→ TEXT PROVIDED
▽

Comments Showing 1-50 of 53 (53 new)    post a comment »
« previous 1

message 1: by Ronda (last edited Dec 21, 2008 08:45AM) (new)

Ronda (thebookdragon) Ok. I know that usually a book made into a movie can be a bone of contention. Was the book better than the movie? Was the movie better than the book? Were they both great even if they were different? Regardless of how you feel about a book's movie interpretation, one thing that I've noticed, in both public and school library work, is that, when a movie comes out, the circulation of the book increases. What I would like to see is a discussion of some of your favorite books that were made into movies--and which you did first--read the book or saw the movie. Just realized, I need to set up a display for "Seen the movie? Read the book."


message 2: by Ronda (new)

Ronda (thebookdragon) 101 Dalmatians by Dodie Smith

Saw the Disney cartoon first, loved it. The movie led me to the book. Love it too.

Freaky Friday by Mary Rodgers

Saw the old Disney movie first, which led me to the book. Read it, loved it and then saw the re-make. My son and I both loved that one.

Pollyanna by Eleanor H. Porter

Saw the movie as a child which led me to the book. The movie was not my favorite, but as it led me to the book--I was happy to see it.

Eragon by Christopher Paolini

Read the book and loved it. Too many of my students, ones who read the book THEN saw the movie, HATED the movie--so I haven't bothered to see that one. Oddly enough, students who saw the movie first, THEN read the book, were ok with the movie. Funny how that works.

Matilda by Roald Dahl

Saw the movie first and loved it. It led me to the book, which I also loved.

The Witches by Roald Dahl

Read the book first and loved it--the descriptions of the witches and their itchy scalps still gives me a chuckle (and shiver). The movie was fun too, but I'll say I got more out of the book.

Spiderwick Chronicles by DiTerlizzi and Black

My son and I read the books (the first series) first and loved them. When we went to see the movie, my son was totally disappointed b/c they'd changed so much. I thought the movie was pretty fun, BUT not if you were expecting it to be true to the books.


message 3: by Ronda (last edited Dec 26, 2008 08:14PM) (new)

Ronda (thebookdragon) I didn't know there was a movie for Nimh. I'll have to look up a copy. Black Stallion stays checked out at my K-5 library.

Abigail wrote: "The first two movies I ever saw in the theater, as a young child, were The Secret of NIMH and The Black Stallion, both based on children's books.

I loved The Secret of NIMH, although Robert O'Brie..."

△

→ SUPPLIED DATA

▽

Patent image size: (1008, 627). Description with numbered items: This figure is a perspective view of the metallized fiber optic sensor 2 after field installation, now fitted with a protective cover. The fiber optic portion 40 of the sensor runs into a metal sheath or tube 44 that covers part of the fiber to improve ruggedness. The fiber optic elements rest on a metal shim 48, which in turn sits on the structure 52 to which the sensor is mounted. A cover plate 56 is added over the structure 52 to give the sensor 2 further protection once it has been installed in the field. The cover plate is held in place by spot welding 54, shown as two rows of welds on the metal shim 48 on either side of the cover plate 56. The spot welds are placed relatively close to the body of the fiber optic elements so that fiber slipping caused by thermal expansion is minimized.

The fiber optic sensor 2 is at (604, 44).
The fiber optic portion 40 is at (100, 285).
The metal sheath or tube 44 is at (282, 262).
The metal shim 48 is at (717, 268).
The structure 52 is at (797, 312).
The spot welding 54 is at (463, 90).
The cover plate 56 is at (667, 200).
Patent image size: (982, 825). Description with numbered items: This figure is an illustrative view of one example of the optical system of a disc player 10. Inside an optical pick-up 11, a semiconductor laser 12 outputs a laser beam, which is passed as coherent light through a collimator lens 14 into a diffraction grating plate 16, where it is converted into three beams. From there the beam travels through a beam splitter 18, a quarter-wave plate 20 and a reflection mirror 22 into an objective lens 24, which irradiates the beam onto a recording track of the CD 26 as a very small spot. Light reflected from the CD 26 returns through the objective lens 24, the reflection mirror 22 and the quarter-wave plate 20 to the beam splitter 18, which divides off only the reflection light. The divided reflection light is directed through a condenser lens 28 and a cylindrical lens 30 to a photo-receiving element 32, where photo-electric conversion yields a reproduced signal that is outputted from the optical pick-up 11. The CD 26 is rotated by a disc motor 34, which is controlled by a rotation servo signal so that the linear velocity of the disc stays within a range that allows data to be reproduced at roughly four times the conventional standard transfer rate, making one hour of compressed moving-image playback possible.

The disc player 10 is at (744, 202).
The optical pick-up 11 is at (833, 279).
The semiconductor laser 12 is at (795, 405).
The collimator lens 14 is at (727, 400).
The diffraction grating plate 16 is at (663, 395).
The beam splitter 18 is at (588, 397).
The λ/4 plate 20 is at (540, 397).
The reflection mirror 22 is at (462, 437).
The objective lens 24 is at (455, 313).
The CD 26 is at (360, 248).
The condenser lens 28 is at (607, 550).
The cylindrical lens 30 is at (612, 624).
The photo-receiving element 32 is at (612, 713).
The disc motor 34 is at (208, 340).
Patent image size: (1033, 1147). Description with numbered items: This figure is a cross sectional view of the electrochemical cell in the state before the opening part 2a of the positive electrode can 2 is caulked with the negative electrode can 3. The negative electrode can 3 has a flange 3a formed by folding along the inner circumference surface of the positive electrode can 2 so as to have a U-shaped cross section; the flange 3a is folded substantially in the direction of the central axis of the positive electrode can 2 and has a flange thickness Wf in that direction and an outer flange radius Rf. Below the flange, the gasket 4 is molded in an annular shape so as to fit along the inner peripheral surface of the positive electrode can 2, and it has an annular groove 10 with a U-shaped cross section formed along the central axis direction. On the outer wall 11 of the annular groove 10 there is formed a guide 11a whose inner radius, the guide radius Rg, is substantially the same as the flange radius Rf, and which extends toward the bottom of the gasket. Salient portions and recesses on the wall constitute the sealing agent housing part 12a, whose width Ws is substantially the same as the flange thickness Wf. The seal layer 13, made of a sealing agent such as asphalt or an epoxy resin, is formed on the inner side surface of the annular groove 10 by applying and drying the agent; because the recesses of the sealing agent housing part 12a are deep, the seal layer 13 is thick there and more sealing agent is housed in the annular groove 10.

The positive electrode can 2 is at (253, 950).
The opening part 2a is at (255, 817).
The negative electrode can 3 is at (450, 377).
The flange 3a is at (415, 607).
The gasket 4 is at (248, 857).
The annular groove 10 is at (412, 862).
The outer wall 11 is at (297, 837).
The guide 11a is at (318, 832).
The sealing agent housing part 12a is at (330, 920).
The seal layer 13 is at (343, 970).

△

→ REQUIREMENT A
Based on the book-and-movie discussion, do these statements agree with it? (i) Ronda saw the Disney cartoon of 101 Dalmatians before reading the book. (ii) Ronda has seen the Eragon movie. (iii) Ronda's son enjoyed the Spiderwick Chronicles movie. Answer yes or no for each and quote the words that decide it.
→ REQUIREMENT B
According to the book-and-movie discussion, why hasn't Ronda watched the Eragon movie?

→ COMPLETE RESPONSE A
(i) Yes: "Saw the Disney cartoon first, loved it. The movie led me to the book."
(ii) No: "so I haven't bothered to see that one."
(iii) No: "my son was totally disappointed b/c they'd changed so much."

→ COMPLETE RESPONSE B
Many of Ronda's students who read Eragon and then saw the movie hated the movie. That is why Ronda hasn't bothered to see it.